TO DO
Render the lines in the rows below, from the line with "257, 1717, 502]" to the line with "134, 1525, 301]", both included, as a Markdown table with a No. column giving each line's number and a Line column holding the line. Leave out blank lines.

SUPPLIED DATA
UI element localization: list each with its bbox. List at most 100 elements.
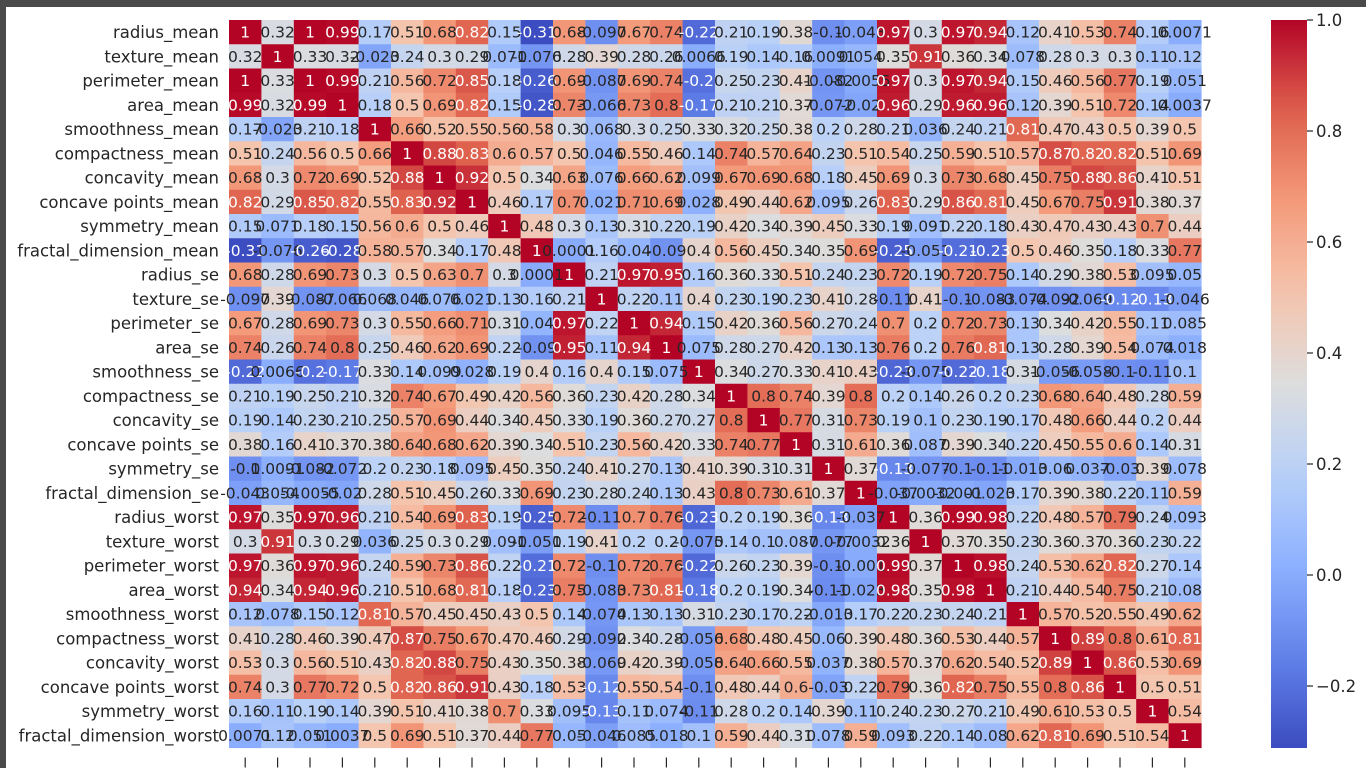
heatmap-cell (909, 480, 943, 506)
cell-value-label: 0.69 (520, 484, 555, 502)
heatmap-cell (1039, 553, 1072, 579)
heatmap-cell (747, 335, 781, 361)
cell-value-label: 0.04 (520, 315, 555, 333)
cell-value-label: 0.19 (876, 412, 911, 430)
row-label: symmetry_se (108, 460, 219, 480)
heatmap-cell (261, 383, 295, 409)
heatmap-cell (229, 699, 262, 724)
cell-value-label: 0.21 (973, 606, 1008, 624)
cell-value-label: 0.56 (487, 121, 522, 139)
heatmap-cell (391, 20, 424, 45)
heatmap-cell (844, 238, 878, 264)
heatmap-cell (715, 626, 748, 652)
heatmap-cell (974, 117, 1008, 142)
cell-value-label: 0.5 (427, 218, 452, 236)
heatmap-cell (585, 92, 619, 118)
heatmap-cell (682, 408, 716, 433)
heatmap-cell (261, 286, 295, 312)
cell-value-label: -0.097 (220, 290, 270, 308)
cell-value-label: 0.56 (293, 145, 328, 163)
cell-value-label: 0.11 (1135, 48, 1170, 66)
heatmap-cell (682, 335, 716, 361)
heatmap-cell (553, 383, 586, 409)
cell-value-label: -0.013 (998, 460, 1048, 478)
cell-value-label: 0.22 (908, 727, 943, 745)
heatmap-cell (1168, 505, 1202, 530)
cell-value-label: 0.18 (422, 460, 457, 478)
heatmap-cell (682, 20, 716, 45)
heatmap-cell (585, 141, 619, 167)
cell-value-label: 0.97 (228, 557, 263, 575)
heatmap-cell (650, 577, 684, 603)
cell-value-label: 0.81 (649, 581, 684, 599)
row-label: radius_worst (114, 508, 219, 528)
heatmap-cell (877, 214, 910, 239)
heatmap-cell (974, 359, 1008, 385)
heatmap-cell (779, 723, 813, 749)
cell-value-label: 0.18 (811, 169, 846, 187)
heatmap-cell (909, 117, 943, 142)
colorbar-tick-label: 0.6 (1316, 233, 1342, 252)
heatmap-cell (812, 383, 846, 409)
heatmap-cell (455, 529, 489, 555)
heatmap-cell (682, 699, 716, 724)
cell-value-label: 0.23 (908, 606, 943, 624)
cell-value-label: 0.72 (325, 678, 360, 696)
cell-value-label: 0.35 (876, 48, 911, 66)
cell-value-label: 1 (1180, 727, 1190, 745)
cell-value-label: 1 (499, 218, 509, 236)
cell-value-label: 1 (791, 436, 801, 454)
cell-value-label: 0.19 (746, 290, 781, 308)
cell-value-label: 0.53 (228, 654, 263, 672)
heatmap-cell (844, 189, 878, 215)
cell-value-label: 0.62 (941, 654, 976, 672)
heatmap-cell (941, 699, 975, 724)
cell-value-label: 0.48 (1103, 387, 1138, 405)
heatmap-cell (229, 214, 262, 239)
cell-value-label: 0.19 (876, 218, 911, 236)
cell-value-label: 0.36 (876, 436, 911, 454)
cell-value-label: 0.22 (584, 315, 619, 333)
heatmap-cell (715, 214, 748, 239)
heatmap-cell (877, 262, 910, 288)
heatmap-cell (293, 117, 327, 142)
heatmap-cell (844, 262, 878, 288)
cell-value-label: 0.054 (255, 484, 299, 502)
heatmap-cell (844, 577, 878, 603)
heatmap-cell (488, 577, 522, 603)
heatmap-cell (779, 311, 813, 336)
heatmap-cell (520, 505, 554, 530)
cell-value-label: 0.54 (876, 145, 911, 163)
heatmap-cell (909, 674, 943, 700)
cell-value-label: 0.32 (325, 48, 360, 66)
heatmap-cell (553, 335, 586, 361)
heatmap-cell (812, 117, 846, 142)
heatmap-cell (585, 383, 619, 409)
cell-value-label: 0.28 (1135, 387, 1170, 405)
heatmap-cell (877, 626, 910, 652)
cell-value-label: 0.6 (492, 145, 517, 163)
cell-value-label: 0.5 (1140, 678, 1165, 696)
cell-value-label: 0.19 (552, 533, 587, 551)
heatmap-cell (326, 505, 360, 530)
heatmap-cell (941, 238, 975, 264)
heatmap-cell (617, 674, 651, 700)
heatmap-cell (779, 44, 813, 70)
cell-value-label: 0.22 (487, 557, 522, 575)
heatmap-cell (585, 165, 619, 191)
heatmap-cell (779, 577, 813, 603)
heatmap-cell (1006, 117, 1040, 142)
cell-value-label: 0.12 (228, 606, 263, 624)
heatmap-cell (553, 238, 586, 264)
cell-value-label: 0.67 (455, 630, 490, 648)
heatmap-cell (747, 311, 781, 336)
heatmap-cell (941, 383, 975, 409)
heatmap-cell (326, 92, 360, 118)
heatmap-cell (1006, 432, 1040, 458)
cell-value-label: 1 (856, 484, 866, 502)
cell-value-label: 0.46 (1038, 242, 1073, 260)
cell-value-label: 0.095 (450, 460, 494, 478)
cell-value-label: 0.23 (844, 266, 879, 284)
heatmap-cell (358, 117, 392, 142)
cell-value-label: 0.39 (811, 387, 846, 405)
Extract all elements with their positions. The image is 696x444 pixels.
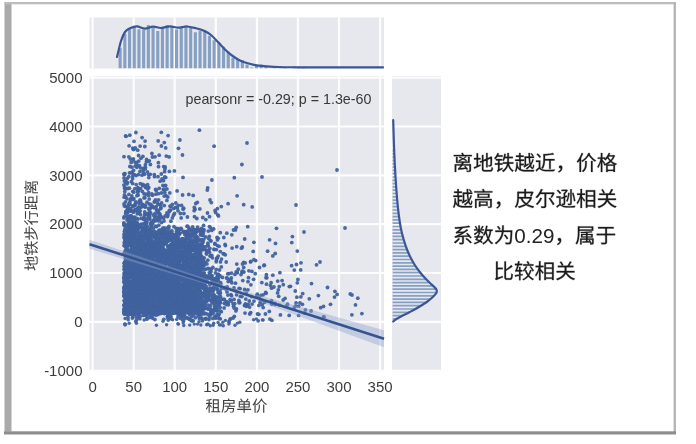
svg-text:3000: 3000: [49, 167, 82, 184]
svg-text:2000: 2000: [49, 215, 82, 232]
svg-text:150: 150: [203, 378, 228, 395]
svg-text:pearsonr = -0.29; p = 1.3e-60: pearsonr = -0.29; p = 1.3e-60: [186, 91, 372, 107]
svg-text:100: 100: [162, 378, 187, 395]
svg-text:300: 300: [326, 378, 351, 395]
svg-text:-1000: -1000: [44, 362, 82, 379]
svg-text:50: 50: [125, 378, 142, 395]
svg-text:200: 200: [244, 378, 269, 395]
svg-text:5000: 5000: [49, 69, 82, 86]
svg-text:0.29: 0.29: [514, 224, 554, 247]
svg-text:1000: 1000: [49, 264, 82, 281]
svg-text:0: 0: [88, 378, 96, 395]
svg-text:250: 250: [285, 378, 310, 395]
svg-text:0: 0: [74, 313, 82, 330]
svg-text:4000: 4000: [49, 118, 82, 135]
svg-text:350: 350: [368, 378, 393, 395]
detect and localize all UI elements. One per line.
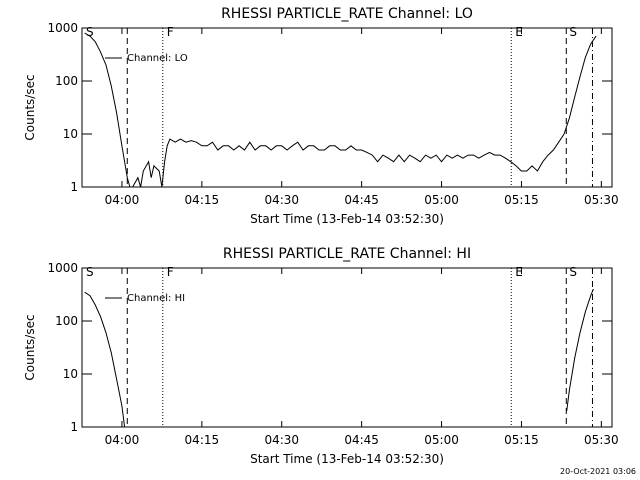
x-tick-label: 04:00: [105, 193, 140, 207]
x-axis-label: Start Time (13-Feb-14 03:52:30): [250, 212, 444, 226]
y-axis-label: Counts/sec: [23, 74, 37, 140]
y-axis-label: Counts/sec: [23, 314, 37, 380]
y-tick-label: 1000: [47, 261, 78, 275]
x-tick-label: 05:00: [424, 433, 459, 447]
footer: 20-Oct-2021 03:06: [560, 467, 636, 476]
event-flag: E: [515, 265, 523, 279]
y-tick-label: 100: [55, 314, 78, 328]
event-flag: S: [569, 25, 577, 39]
x-tick-label: 04:45: [344, 433, 379, 447]
event-flag: S: [86, 25, 94, 39]
event-flag: S: [86, 265, 94, 279]
x-tick-label: 04:15: [185, 193, 220, 207]
x-tick-label: 04:15: [185, 433, 220, 447]
plot-frame: [81, 27, 613, 188]
chart-title: RHESSI PARTICLE_RATE Channel: HI: [223, 246, 471, 262]
y-tick-label: 1000: [47, 21, 78, 35]
legend-label: Channel: LO: [127, 53, 188, 64]
data-line: [84, 288, 594, 428]
event-flag: E: [515, 25, 523, 39]
event-flag: F: [167, 265, 174, 279]
event-flag: S: [569, 265, 577, 279]
y-tick-label: 1: [70, 420, 78, 434]
event-flag: F: [167, 25, 174, 39]
chart-title: RHESSI PARTICLE_RATE Channel: LO: [221, 6, 473, 22]
plot-frame: [81, 267, 613, 428]
y-tick-label: 10: [63, 367, 78, 381]
y-tick-label: 1: [70, 180, 78, 194]
x-tick-label: 04:30: [264, 433, 299, 447]
y-tick-label: 10: [63, 127, 78, 141]
x-axis-label: Start Time (13-Feb-14 03:52:30): [250, 452, 444, 466]
y-tick-label: 100: [55, 74, 78, 88]
x-tick-label: 05:00: [424, 193, 459, 207]
x-tick-label: 05:30: [584, 433, 619, 447]
x-tick-label: 05:15: [504, 433, 539, 447]
x-tick-label: 04:30: [264, 193, 299, 207]
x-tick-label: 04:45: [344, 193, 379, 207]
x-tick-label: 05:15: [504, 193, 539, 207]
x-tick-label: 05:30: [584, 193, 619, 207]
legend-label: Channel: HI: [127, 293, 185, 304]
x-tick-label: 04:00: [105, 433, 140, 447]
data-line: [84, 32, 597, 188]
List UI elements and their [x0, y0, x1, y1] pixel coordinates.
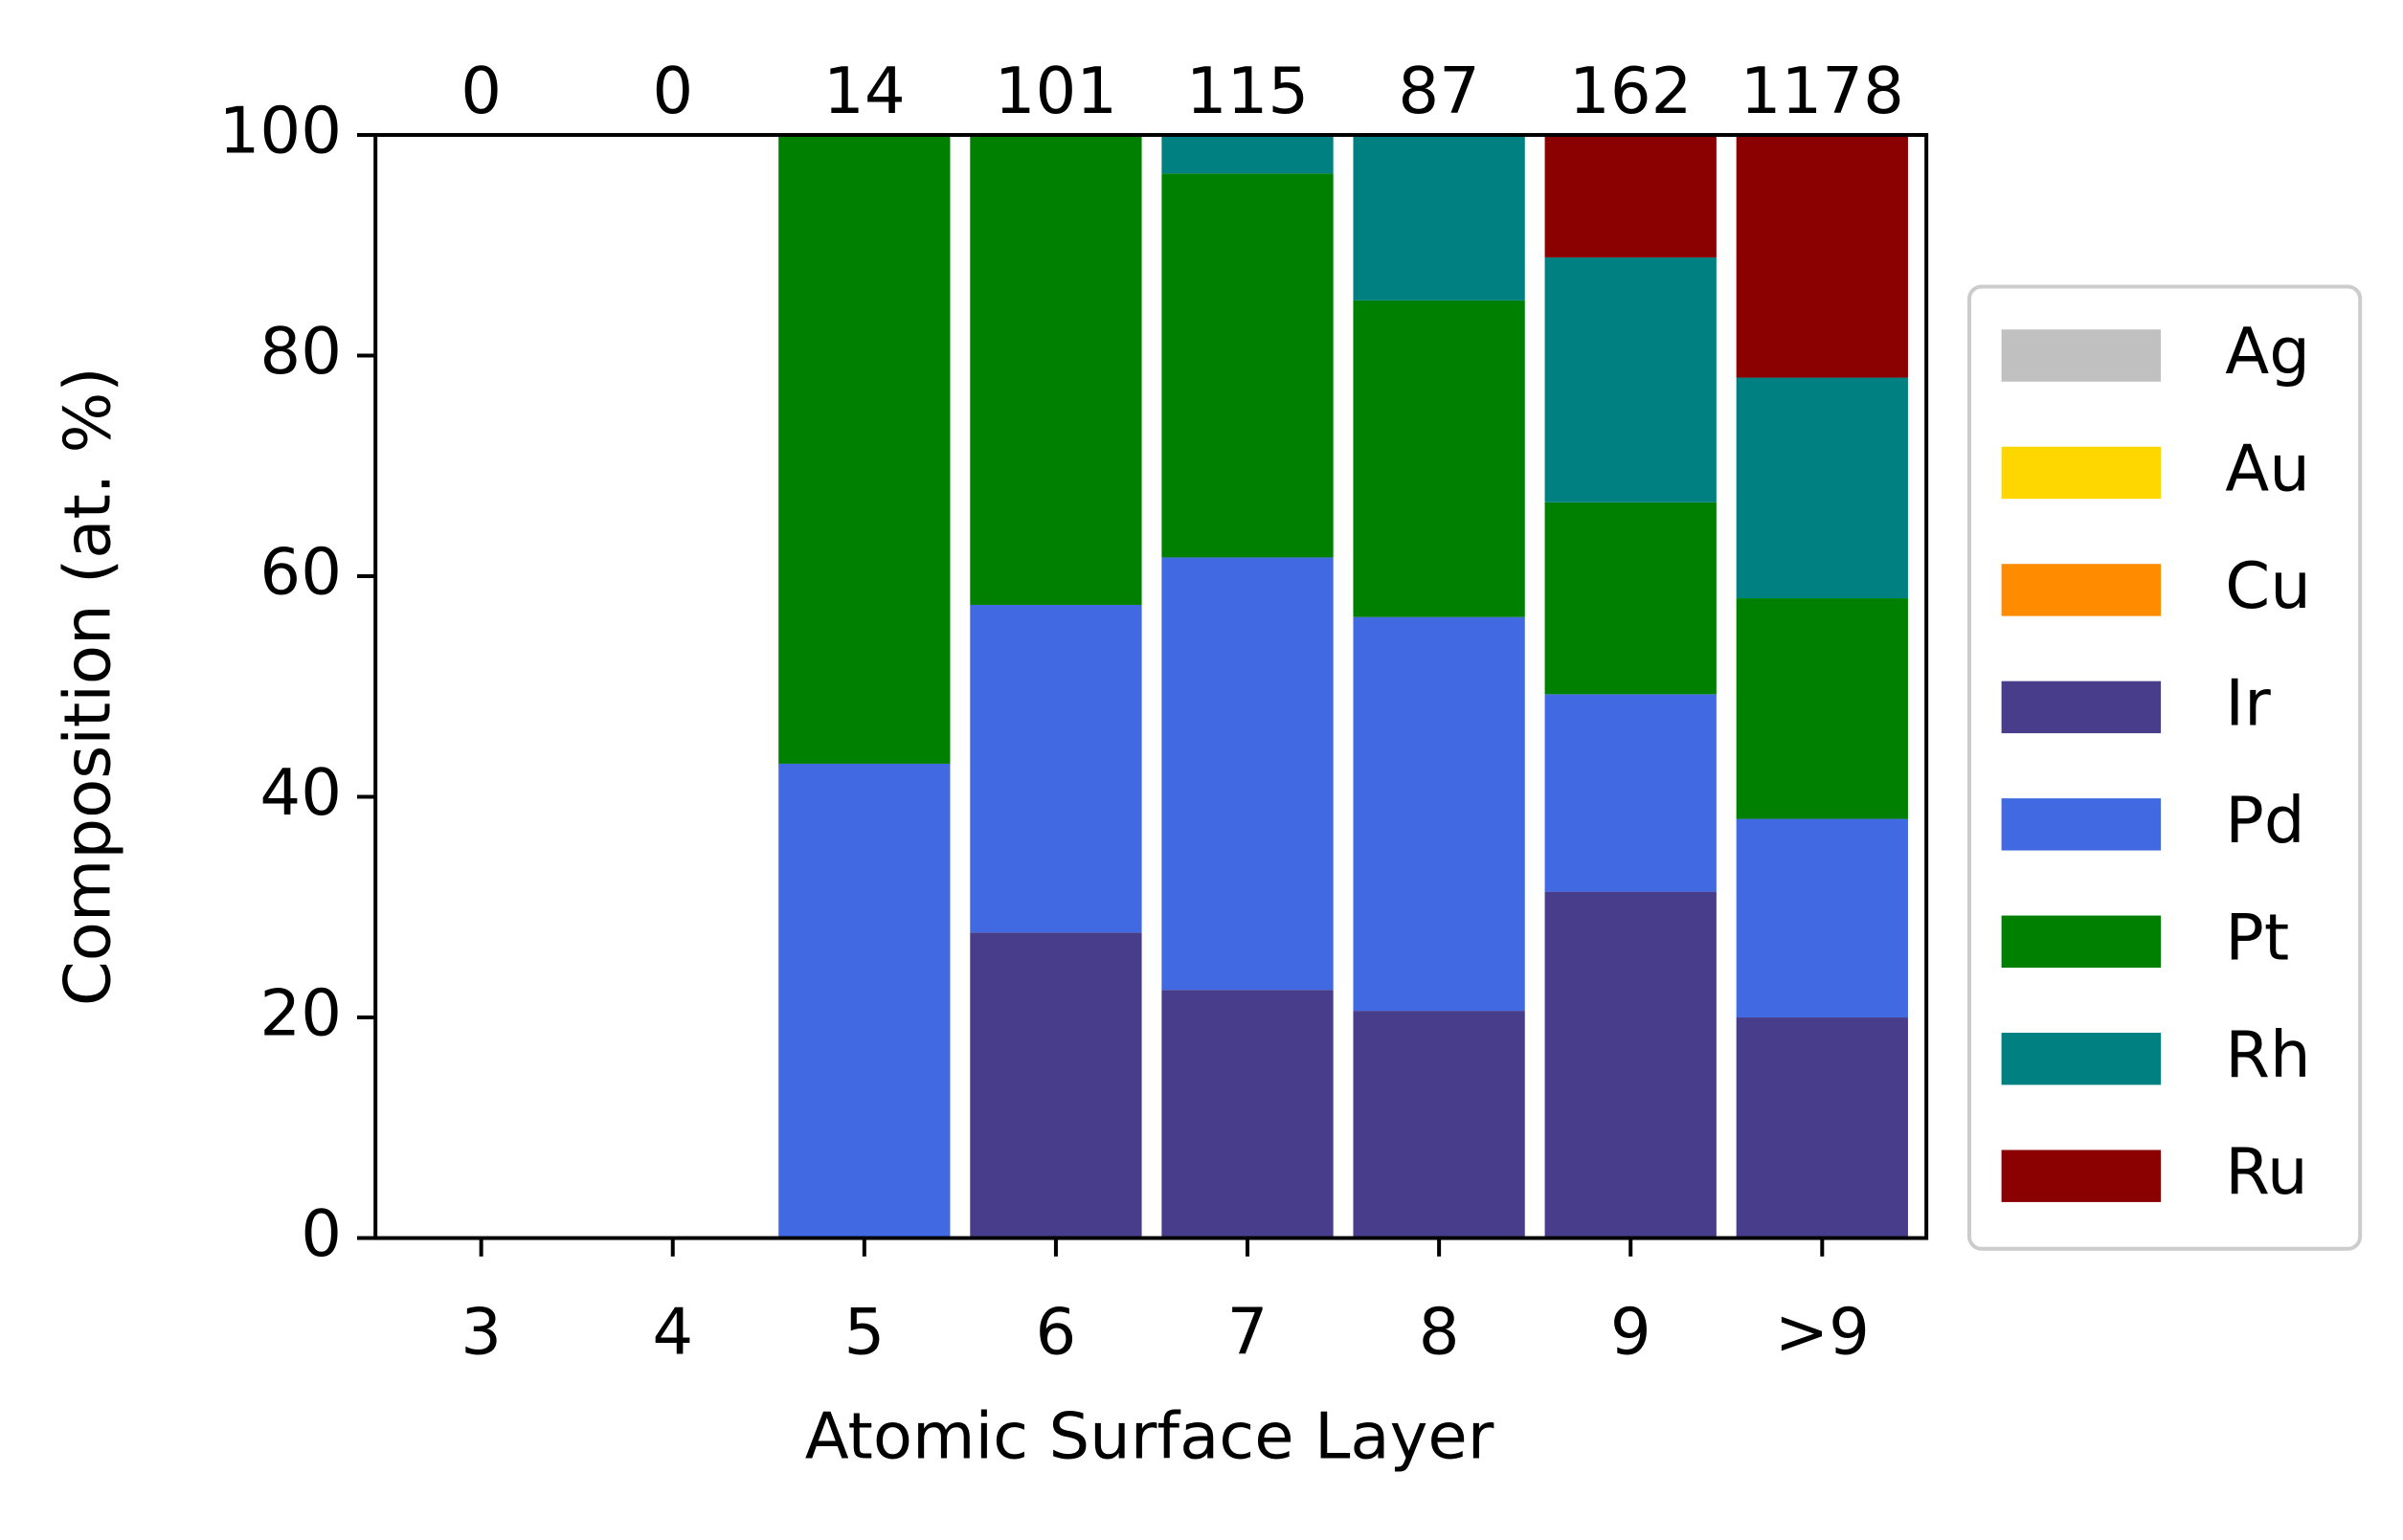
bar-segment	[1544, 257, 1717, 502]
bar-segment	[1161, 134, 1334, 174]
legend-label: Pt	[2225, 900, 2289, 974]
count-label: 14	[823, 54, 906, 128]
x-tick-label: 5	[843, 1295, 885, 1370]
bar-segment	[1353, 616, 1525, 1012]
plot-frame	[373, 132, 1929, 1240]
bar-segment	[1353, 300, 1525, 617]
y-tick-label: 60	[259, 535, 342, 610]
legend-label: Ir	[2225, 665, 2271, 740]
x-tick-label: 3	[460, 1295, 502, 1370]
x-tick-label: 4	[652, 1295, 693, 1370]
legend-label: Pd	[2225, 783, 2304, 858]
legend-swatch	[2001, 681, 2162, 734]
x-tick-label: 9	[1610, 1295, 1651, 1370]
bar-segment	[1161, 990, 1334, 1239]
count-label: 0	[460, 54, 502, 128]
bar-segment	[778, 134, 951, 764]
y-tick-label: 20	[259, 976, 342, 1051]
count-label: 115	[1186, 54, 1309, 128]
y-tick-label: 0	[301, 1196, 342, 1271]
bar-segment	[970, 932, 1142, 1239]
x-tick-label: 6	[1036, 1295, 1077, 1370]
count-label: 0	[652, 54, 693, 128]
legend-label: Au	[2225, 431, 2310, 505]
x-tick-label: >9	[1775, 1295, 1870, 1370]
x-tick-label: 7	[1227, 1295, 1269, 1370]
bar-segment	[1161, 557, 1334, 991]
bar-segment	[1161, 173, 1334, 558]
legend-label: Ag	[2225, 314, 2310, 389]
legend-swatch	[2001, 1033, 2162, 1085]
bar-segment	[1736, 598, 1908, 819]
bar-segment	[1353, 1011, 1525, 1239]
x-tick-label: 8	[1419, 1295, 1460, 1370]
bar-segment	[1544, 502, 1717, 695]
y-axis-label: Composition (at. %)	[51, 367, 125, 1006]
legend-swatch	[2001, 1149, 2162, 1202]
legend-box	[1966, 284, 2363, 1251]
legend-label: Rh	[2225, 1017, 2310, 1092]
x-axis-label: Atomic Surface Layer	[805, 1398, 1494, 1473]
bar-segment	[1736, 1017, 1908, 1239]
bar-segment	[1353, 134, 1525, 301]
y-tick-label: 80	[259, 314, 342, 389]
bar-segment	[970, 604, 1142, 933]
bar-segment	[1544, 694, 1717, 892]
bar-segment	[970, 134, 1142, 605]
count-label: 87	[1398, 54, 1480, 128]
legend-label: Cu	[2225, 548, 2311, 623]
legend-swatch	[2001, 564, 2162, 616]
bar-segment	[1736, 377, 1908, 599]
count-label: 162	[1569, 54, 1692, 128]
y-tick-label: 40	[259, 755, 342, 830]
bar-segment	[778, 763, 951, 1239]
legend-swatch	[2001, 329, 2162, 382]
bar-segment	[1736, 818, 1908, 1018]
legend-swatch	[2001, 798, 2162, 851]
count-label: 1178	[1740, 54, 1904, 128]
legend-label: Ru	[2225, 1134, 2307, 1209]
bar-segment	[1544, 891, 1717, 1239]
bar-segment	[1544, 134, 1717, 257]
legend-swatch	[2001, 915, 2162, 968]
count-label: 101	[995, 54, 1117, 128]
legend-swatch	[2001, 446, 2162, 500]
bar-segment	[1736, 134, 1908, 378]
y-tick-label: 100	[219, 94, 342, 168]
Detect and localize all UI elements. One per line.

RESULT OF THIS TASK
| No. | Line |
|---|---|
| 1 | bar-segment	[1544, 257, 1717, 502] |
| 2 | bar-segment	[1161, 134, 1334, 174] |
| 3 | legend-label: Pt	[2225, 900, 2289, 974] |
| 4 | count-label: 14	[823, 54, 906, 128] |
| 5 | x-tick-label: 5	[843, 1295, 885, 1370] |
| 6 | bar-segment	[1353, 616, 1525, 1012] |
| 7 | plot-frame	[373, 132, 1929, 1240] |
| 8 | bar-segment	[1353, 300, 1525, 617] |
| 9 | y-tick-label: 60	[259, 535, 342, 610] |
| 10 | legend-label: Ir	[2225, 665, 2271, 740] |
| 11 | x-tick-label: 3	[460, 1295, 502, 1370] |
| 12 | x-tick-label: 4	[652, 1295, 693, 1370] |
| 13 | legend-label: Pd	[2225, 783, 2304, 858] |
| 14 | legend-swatch	[2001, 681, 2162, 734] |
| 15 | x-tick-label: 9	[1610, 1295, 1651, 1370] |
| 16 | bar-segment	[1161, 990, 1334, 1239] |
| 17 | count-label: 0	[460, 54, 502, 128] |
| 18 | bar-segment	[778, 134, 951, 764] |
| 19 | y-tick-label: 20	[259, 976, 342, 1051] |
| 20 | count-label: 115	[1186, 54, 1309, 128] |
| 21 | y-tick-label: 0	[301, 1196, 342, 1271] |
| 22 | bar-segment	[970, 932, 1142, 1239] |
| 23 | x-tick-label: 6	[1036, 1295, 1077, 1370] |
| 24 | count-label: 0	[652, 54, 693, 128] |
| 25 | legend-label: Au	[2225, 431, 2310, 505] |
| 26 | x-tick-label: >9	[1775, 1295, 1870, 1370] |
| 27 | x-tick-label: 7	[1227, 1295, 1269, 1370] |
| 28 | bar-segment	[1161, 557, 1334, 991] |
| 29 | bar-segment	[1161, 173, 1334, 558] |
| 30 | legend-label: Ag	[2225, 314, 2310, 389] |
| 31 | legend-swatch	[2001, 1033, 2162, 1085] |
| 32 | bar-segment	[1736, 598, 1908, 819] |
| 33 | bar-segment	[1353, 1011, 1525, 1239] |
| 34 | x-tick-label: 8	[1419, 1295, 1460, 1370] |
| 35 | bar-segment	[1544, 502, 1717, 695] |
| 36 | y-axis-label: Composition (at. %)	[51, 367, 125, 1006] |
| 37 | legend-swatch	[2001, 1149, 2162, 1202] |
| 38 | legend-box	[1966, 284, 2363, 1251] |
| 39 | legend-label: Rh	[2225, 1017, 2310, 1092] |
| 40 | x-axis-label: Atomic Surface Layer	[805, 1398, 1494, 1473] |
| 41 | bar-segment	[1736, 1017, 1908, 1239] |
| 42 | bar-segment	[1353, 134, 1525, 301] |